### Task statement
Write only the number of lines holding the string "Freunde".

### Supplied records
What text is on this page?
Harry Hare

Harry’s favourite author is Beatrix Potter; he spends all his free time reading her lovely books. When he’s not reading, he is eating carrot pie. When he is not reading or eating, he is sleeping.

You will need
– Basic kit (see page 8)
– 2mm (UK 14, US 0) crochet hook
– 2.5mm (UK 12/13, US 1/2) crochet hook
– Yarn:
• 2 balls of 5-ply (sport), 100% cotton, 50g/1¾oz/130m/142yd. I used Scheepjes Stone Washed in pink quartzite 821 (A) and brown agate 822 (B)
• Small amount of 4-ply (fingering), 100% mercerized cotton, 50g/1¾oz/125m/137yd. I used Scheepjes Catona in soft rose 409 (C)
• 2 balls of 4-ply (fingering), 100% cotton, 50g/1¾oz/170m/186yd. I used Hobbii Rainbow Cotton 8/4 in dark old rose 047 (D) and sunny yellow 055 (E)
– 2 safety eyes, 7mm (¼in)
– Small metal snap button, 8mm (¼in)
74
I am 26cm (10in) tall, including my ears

--

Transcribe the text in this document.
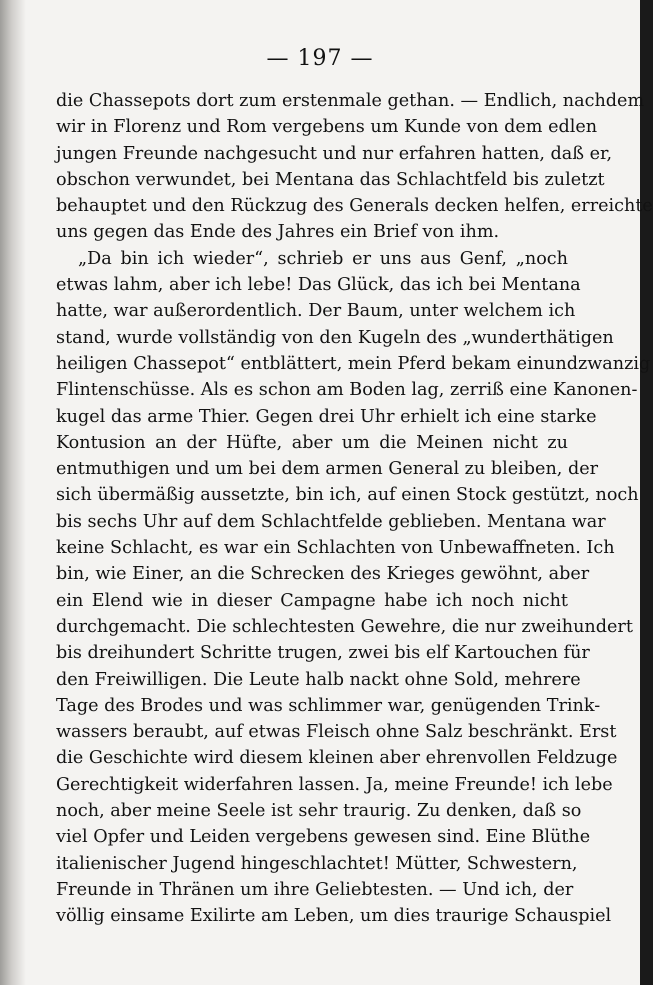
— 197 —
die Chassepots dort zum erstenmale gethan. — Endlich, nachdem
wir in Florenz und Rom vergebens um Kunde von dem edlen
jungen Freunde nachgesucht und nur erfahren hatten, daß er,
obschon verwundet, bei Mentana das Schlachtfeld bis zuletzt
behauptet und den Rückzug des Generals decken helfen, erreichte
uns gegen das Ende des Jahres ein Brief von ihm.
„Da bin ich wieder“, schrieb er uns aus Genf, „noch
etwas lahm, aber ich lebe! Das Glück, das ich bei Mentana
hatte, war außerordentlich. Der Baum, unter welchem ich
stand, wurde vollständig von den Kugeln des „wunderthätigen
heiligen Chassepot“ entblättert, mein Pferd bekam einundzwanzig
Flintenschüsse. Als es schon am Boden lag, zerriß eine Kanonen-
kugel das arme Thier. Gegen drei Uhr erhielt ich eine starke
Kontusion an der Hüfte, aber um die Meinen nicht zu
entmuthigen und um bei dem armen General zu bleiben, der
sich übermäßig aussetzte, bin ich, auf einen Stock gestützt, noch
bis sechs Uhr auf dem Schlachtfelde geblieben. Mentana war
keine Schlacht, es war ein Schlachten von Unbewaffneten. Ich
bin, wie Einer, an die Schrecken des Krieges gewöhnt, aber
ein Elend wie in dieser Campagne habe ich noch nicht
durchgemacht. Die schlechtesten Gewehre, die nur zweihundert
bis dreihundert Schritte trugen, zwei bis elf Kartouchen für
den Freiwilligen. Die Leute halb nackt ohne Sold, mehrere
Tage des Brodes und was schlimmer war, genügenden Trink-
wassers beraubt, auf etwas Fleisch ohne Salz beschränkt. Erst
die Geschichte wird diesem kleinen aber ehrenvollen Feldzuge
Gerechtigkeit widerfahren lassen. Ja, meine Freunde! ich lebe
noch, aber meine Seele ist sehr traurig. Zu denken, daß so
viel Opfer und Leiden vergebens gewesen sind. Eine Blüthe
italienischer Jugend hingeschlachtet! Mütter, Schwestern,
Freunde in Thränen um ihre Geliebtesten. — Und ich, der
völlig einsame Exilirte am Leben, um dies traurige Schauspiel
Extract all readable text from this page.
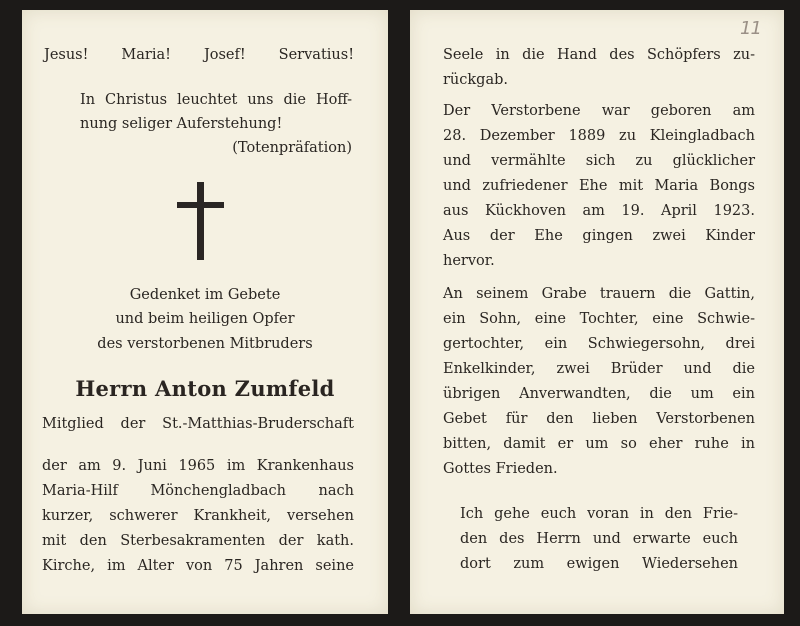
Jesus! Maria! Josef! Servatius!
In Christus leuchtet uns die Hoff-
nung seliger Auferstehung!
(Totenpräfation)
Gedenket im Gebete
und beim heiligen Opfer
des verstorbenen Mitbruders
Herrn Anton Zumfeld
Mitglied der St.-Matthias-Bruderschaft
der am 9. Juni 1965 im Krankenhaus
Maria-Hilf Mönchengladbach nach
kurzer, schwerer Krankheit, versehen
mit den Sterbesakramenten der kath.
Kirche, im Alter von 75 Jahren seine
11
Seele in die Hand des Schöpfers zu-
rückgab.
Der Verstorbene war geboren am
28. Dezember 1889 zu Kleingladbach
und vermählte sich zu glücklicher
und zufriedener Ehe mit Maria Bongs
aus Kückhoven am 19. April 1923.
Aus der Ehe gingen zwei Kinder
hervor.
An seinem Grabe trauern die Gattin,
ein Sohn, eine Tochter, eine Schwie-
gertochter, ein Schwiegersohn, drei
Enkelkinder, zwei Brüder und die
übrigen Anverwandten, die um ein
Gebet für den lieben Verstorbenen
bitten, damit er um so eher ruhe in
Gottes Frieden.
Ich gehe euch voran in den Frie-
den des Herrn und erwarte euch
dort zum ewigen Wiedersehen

...

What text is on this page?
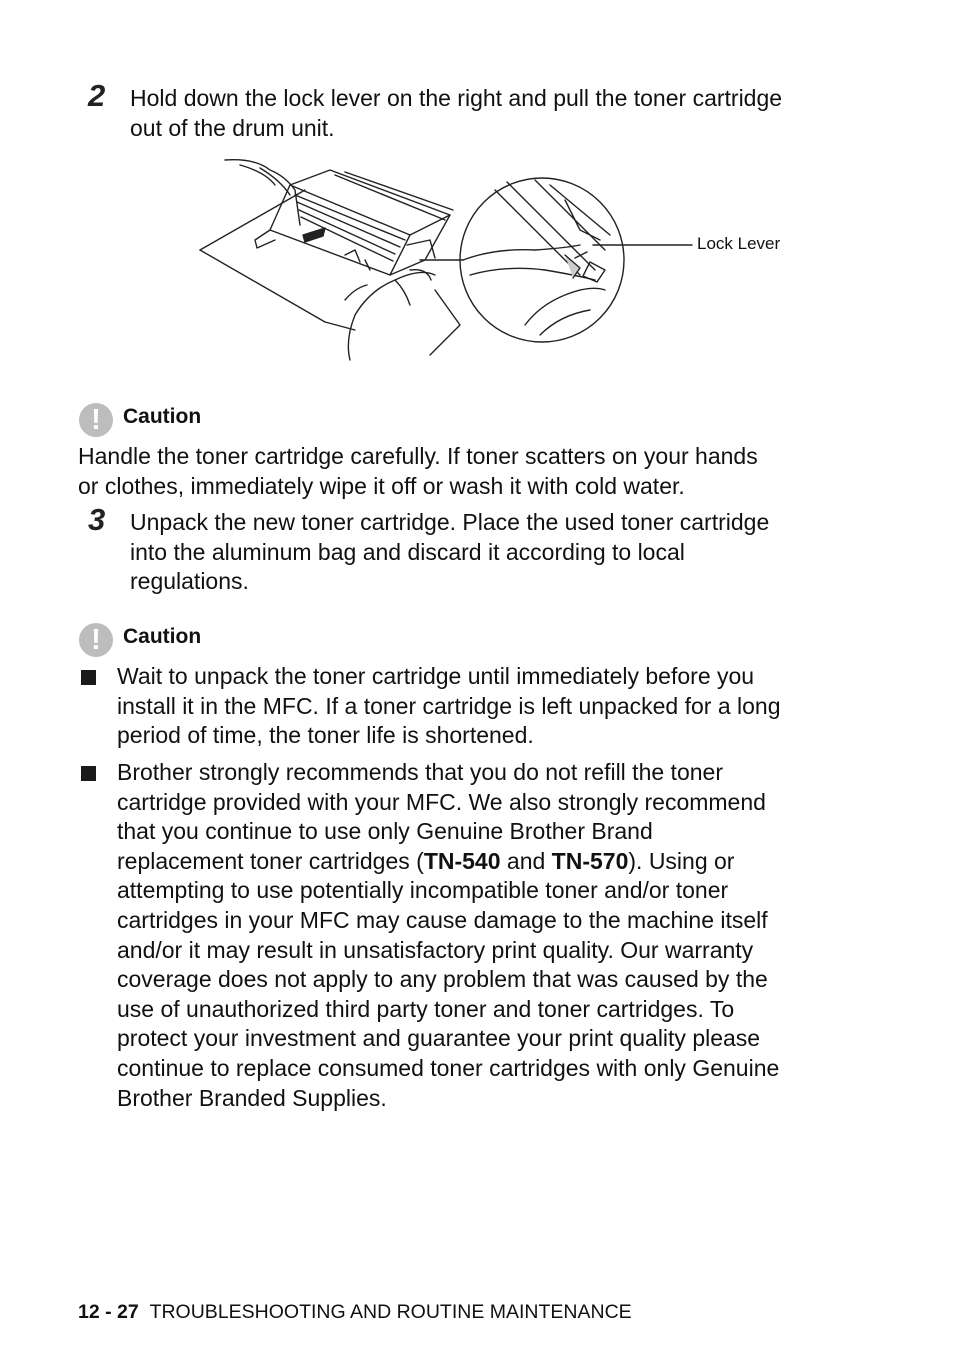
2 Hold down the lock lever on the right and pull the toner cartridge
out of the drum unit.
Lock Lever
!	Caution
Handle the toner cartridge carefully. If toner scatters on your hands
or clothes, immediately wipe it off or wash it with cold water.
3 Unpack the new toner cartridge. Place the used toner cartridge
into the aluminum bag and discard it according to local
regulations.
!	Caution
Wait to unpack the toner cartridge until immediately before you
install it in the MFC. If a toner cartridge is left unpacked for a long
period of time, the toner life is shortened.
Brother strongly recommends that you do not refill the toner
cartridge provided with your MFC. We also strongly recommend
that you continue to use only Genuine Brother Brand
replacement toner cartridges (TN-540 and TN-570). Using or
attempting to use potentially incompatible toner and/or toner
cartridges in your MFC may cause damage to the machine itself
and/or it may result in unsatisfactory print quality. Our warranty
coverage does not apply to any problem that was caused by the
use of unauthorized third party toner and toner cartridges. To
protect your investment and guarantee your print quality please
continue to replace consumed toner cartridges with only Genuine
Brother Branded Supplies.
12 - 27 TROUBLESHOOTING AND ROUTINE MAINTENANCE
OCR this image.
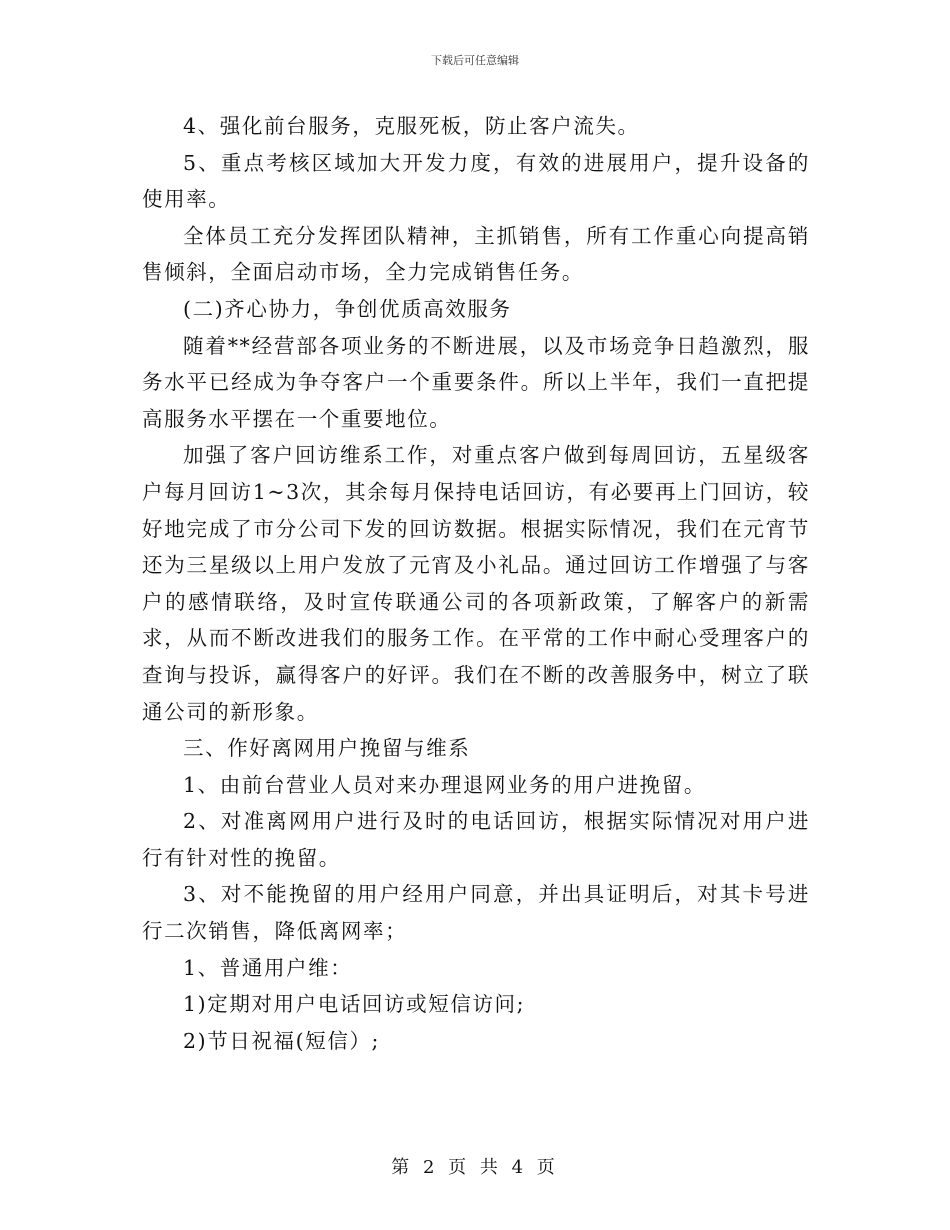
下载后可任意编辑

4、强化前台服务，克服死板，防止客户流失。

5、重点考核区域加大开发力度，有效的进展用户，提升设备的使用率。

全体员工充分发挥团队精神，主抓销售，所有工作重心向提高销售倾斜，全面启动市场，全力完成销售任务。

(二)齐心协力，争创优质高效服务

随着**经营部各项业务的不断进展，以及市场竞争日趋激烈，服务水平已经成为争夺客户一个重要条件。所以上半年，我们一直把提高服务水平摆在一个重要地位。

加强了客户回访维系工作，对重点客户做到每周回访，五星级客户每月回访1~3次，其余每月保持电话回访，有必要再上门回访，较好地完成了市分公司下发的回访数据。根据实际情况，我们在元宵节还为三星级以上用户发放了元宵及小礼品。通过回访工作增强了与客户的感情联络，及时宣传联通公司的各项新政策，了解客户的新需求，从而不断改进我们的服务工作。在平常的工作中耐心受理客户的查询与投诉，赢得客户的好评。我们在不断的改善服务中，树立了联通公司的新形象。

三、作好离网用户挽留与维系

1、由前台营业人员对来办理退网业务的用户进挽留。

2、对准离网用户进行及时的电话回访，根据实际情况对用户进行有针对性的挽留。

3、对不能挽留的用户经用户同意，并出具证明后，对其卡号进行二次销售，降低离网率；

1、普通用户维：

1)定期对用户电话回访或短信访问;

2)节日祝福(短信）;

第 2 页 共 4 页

### Reply to the exercise
3